Task statement.
Go through the data below. List every line that holds the word "title".
───── Provided records
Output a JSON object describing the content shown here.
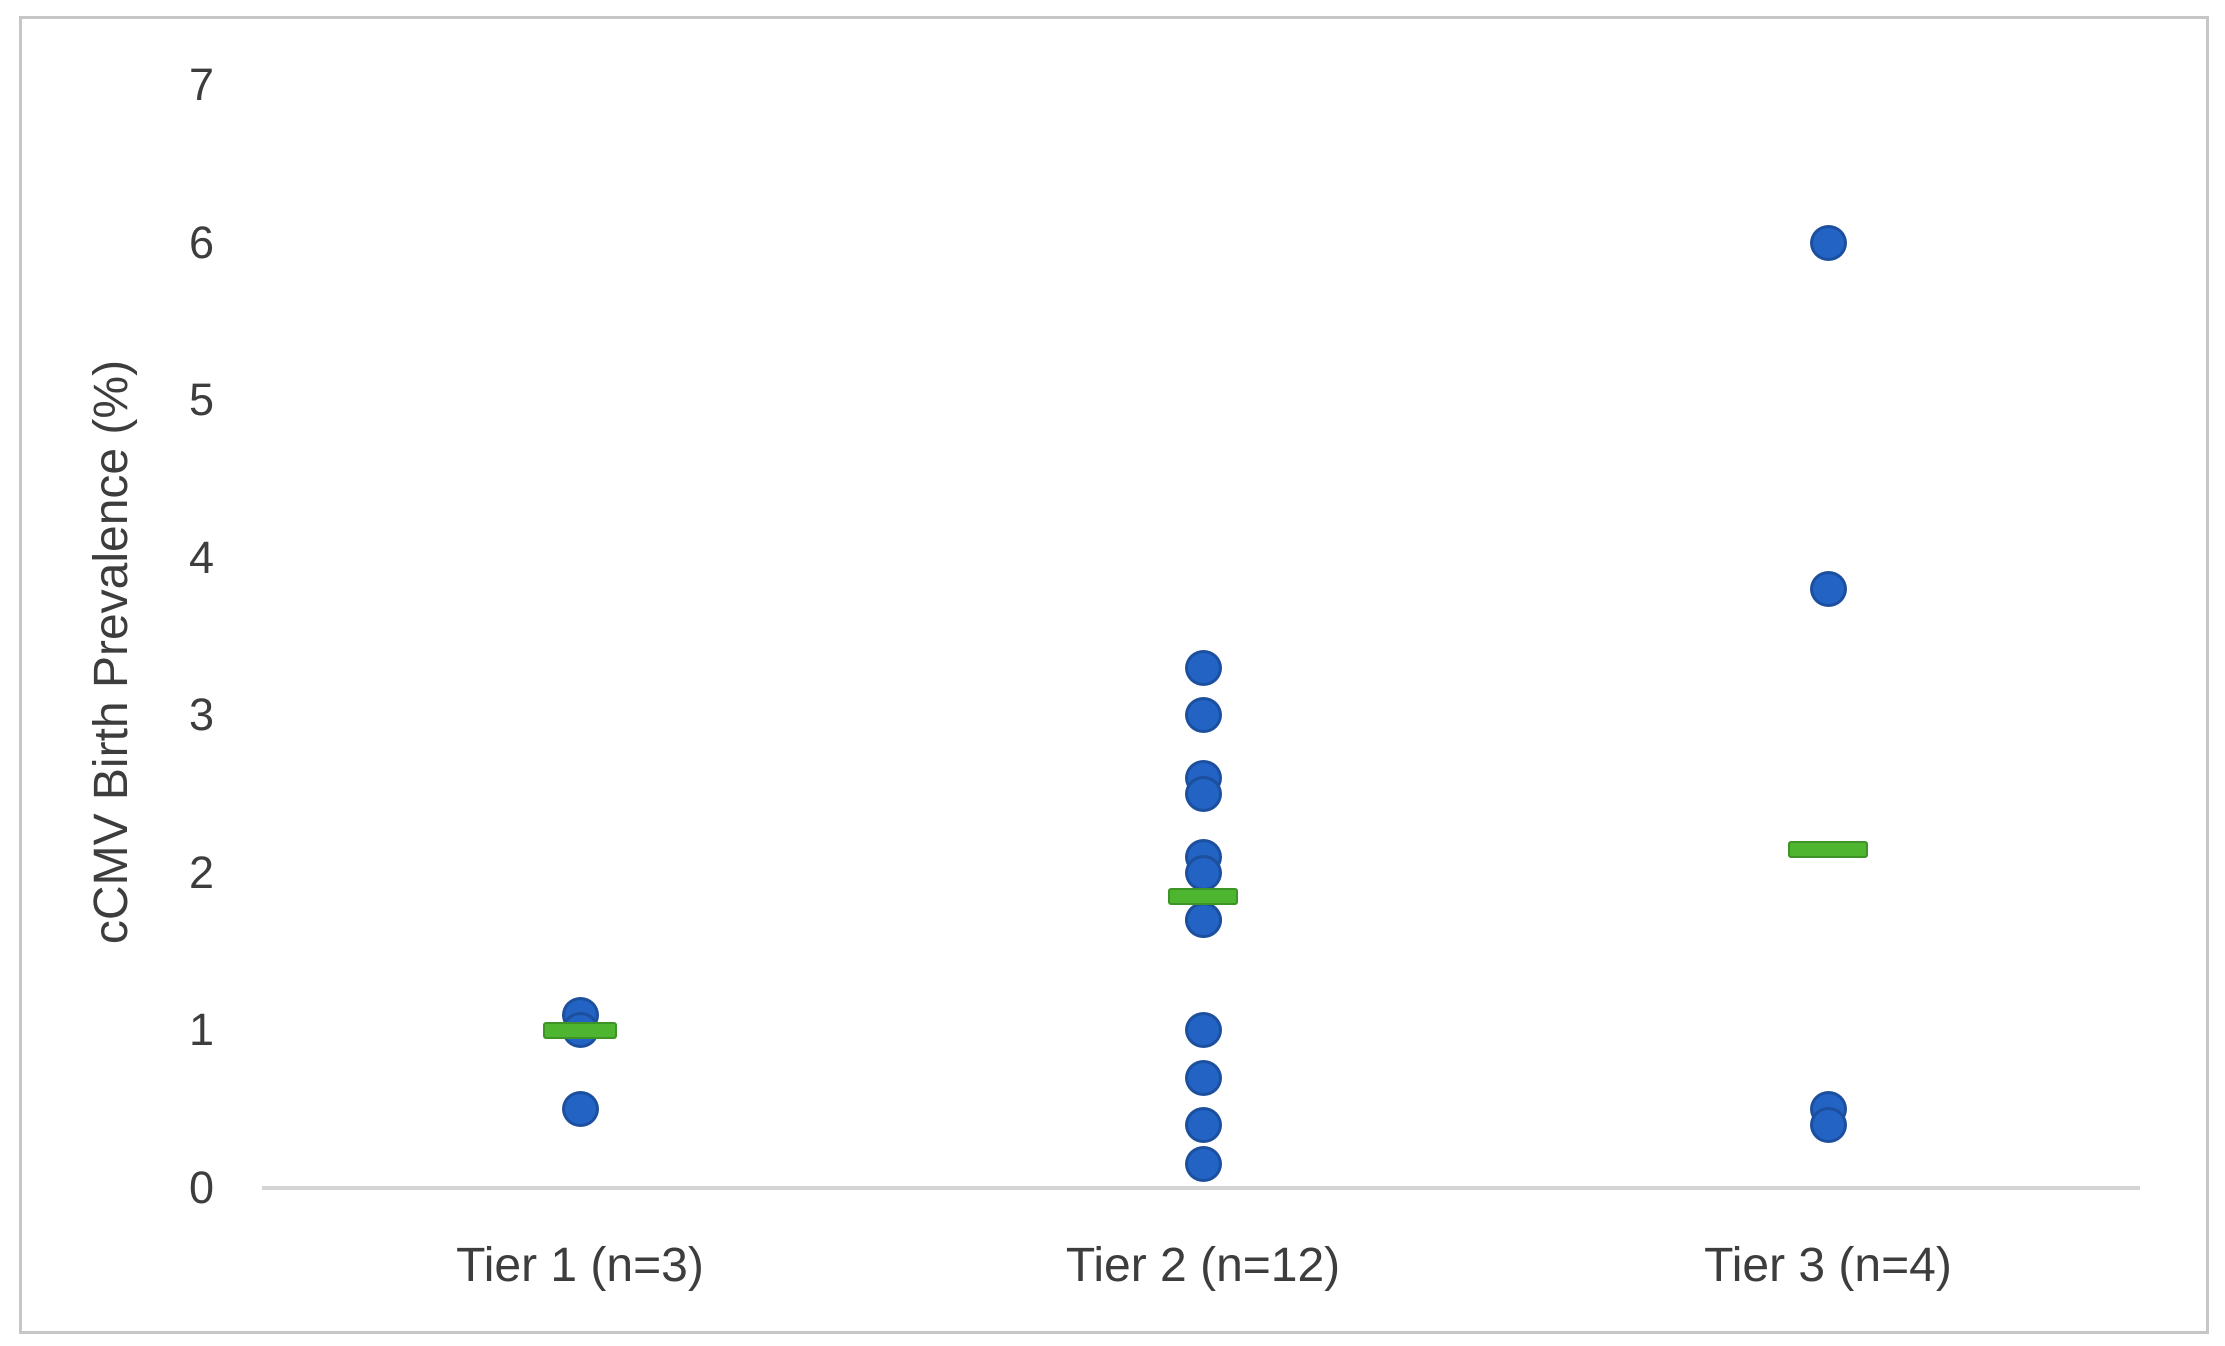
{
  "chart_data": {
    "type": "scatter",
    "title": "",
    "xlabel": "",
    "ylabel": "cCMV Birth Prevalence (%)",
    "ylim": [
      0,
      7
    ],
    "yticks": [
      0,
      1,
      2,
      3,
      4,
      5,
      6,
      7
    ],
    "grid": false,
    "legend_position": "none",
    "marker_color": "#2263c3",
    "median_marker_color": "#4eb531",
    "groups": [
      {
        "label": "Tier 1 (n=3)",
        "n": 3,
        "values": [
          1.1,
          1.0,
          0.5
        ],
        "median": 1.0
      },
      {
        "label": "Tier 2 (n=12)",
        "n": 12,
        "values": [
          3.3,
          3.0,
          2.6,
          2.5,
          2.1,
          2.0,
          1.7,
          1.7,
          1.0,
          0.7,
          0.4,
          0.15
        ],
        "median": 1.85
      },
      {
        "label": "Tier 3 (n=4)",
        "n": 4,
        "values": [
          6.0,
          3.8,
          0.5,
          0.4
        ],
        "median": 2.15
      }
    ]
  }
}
──────────
───── Provided records
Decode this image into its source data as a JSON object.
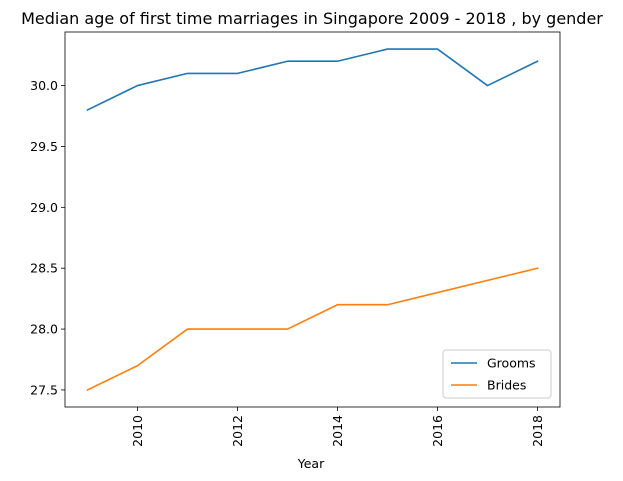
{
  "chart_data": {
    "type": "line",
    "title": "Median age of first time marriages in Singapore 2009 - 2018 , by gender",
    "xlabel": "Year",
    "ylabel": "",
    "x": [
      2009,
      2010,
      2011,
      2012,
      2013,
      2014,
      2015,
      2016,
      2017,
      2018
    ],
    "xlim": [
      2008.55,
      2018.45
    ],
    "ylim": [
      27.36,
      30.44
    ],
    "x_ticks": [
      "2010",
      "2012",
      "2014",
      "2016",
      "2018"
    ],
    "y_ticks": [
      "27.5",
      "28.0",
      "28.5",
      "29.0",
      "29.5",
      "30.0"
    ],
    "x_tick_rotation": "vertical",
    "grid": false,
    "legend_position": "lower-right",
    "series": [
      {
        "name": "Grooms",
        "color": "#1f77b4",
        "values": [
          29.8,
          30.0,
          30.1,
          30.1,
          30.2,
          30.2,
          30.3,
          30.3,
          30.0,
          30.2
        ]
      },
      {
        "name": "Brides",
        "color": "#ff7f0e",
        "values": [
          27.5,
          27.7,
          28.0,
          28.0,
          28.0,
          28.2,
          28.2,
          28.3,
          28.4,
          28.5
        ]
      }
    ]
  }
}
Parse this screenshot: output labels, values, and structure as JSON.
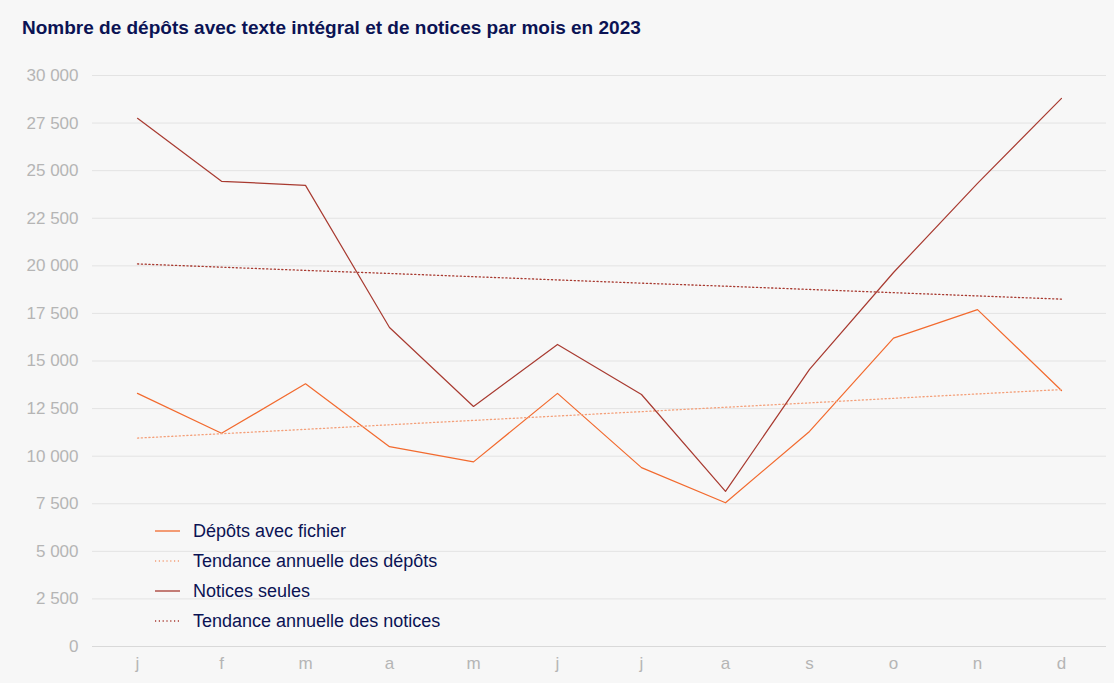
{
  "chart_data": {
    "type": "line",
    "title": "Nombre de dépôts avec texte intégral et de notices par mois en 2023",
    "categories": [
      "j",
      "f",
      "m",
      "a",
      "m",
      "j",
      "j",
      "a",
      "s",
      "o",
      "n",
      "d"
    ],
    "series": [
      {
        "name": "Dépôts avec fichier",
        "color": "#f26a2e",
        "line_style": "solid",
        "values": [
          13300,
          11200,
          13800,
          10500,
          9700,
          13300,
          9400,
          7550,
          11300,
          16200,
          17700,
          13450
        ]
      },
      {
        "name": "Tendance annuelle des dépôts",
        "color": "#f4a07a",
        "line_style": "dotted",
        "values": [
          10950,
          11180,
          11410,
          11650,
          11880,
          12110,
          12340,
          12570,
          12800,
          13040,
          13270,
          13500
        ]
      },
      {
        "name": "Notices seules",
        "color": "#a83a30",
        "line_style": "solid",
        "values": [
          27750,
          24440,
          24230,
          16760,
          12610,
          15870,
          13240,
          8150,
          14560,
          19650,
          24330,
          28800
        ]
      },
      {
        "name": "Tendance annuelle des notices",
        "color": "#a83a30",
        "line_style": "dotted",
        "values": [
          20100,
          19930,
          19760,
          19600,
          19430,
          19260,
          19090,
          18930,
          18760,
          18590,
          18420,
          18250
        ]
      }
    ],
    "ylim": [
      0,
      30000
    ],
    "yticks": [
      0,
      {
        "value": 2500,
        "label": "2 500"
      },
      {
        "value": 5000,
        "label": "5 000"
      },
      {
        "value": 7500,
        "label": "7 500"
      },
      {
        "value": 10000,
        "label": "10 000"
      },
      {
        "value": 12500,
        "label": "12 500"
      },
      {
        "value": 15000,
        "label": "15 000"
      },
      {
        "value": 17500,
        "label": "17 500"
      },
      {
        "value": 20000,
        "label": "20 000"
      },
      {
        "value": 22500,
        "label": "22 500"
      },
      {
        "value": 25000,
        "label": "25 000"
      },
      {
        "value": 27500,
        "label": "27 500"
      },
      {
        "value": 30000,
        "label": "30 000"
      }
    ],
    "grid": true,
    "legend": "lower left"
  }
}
──────────
Task answer.
    "title": "",
    "title": "Median age of first time marriages in Singapore 2009 - 2018 , by gender",
    "title": "Nombre de dépôts avec texte intégral et de notices par mois en 2023",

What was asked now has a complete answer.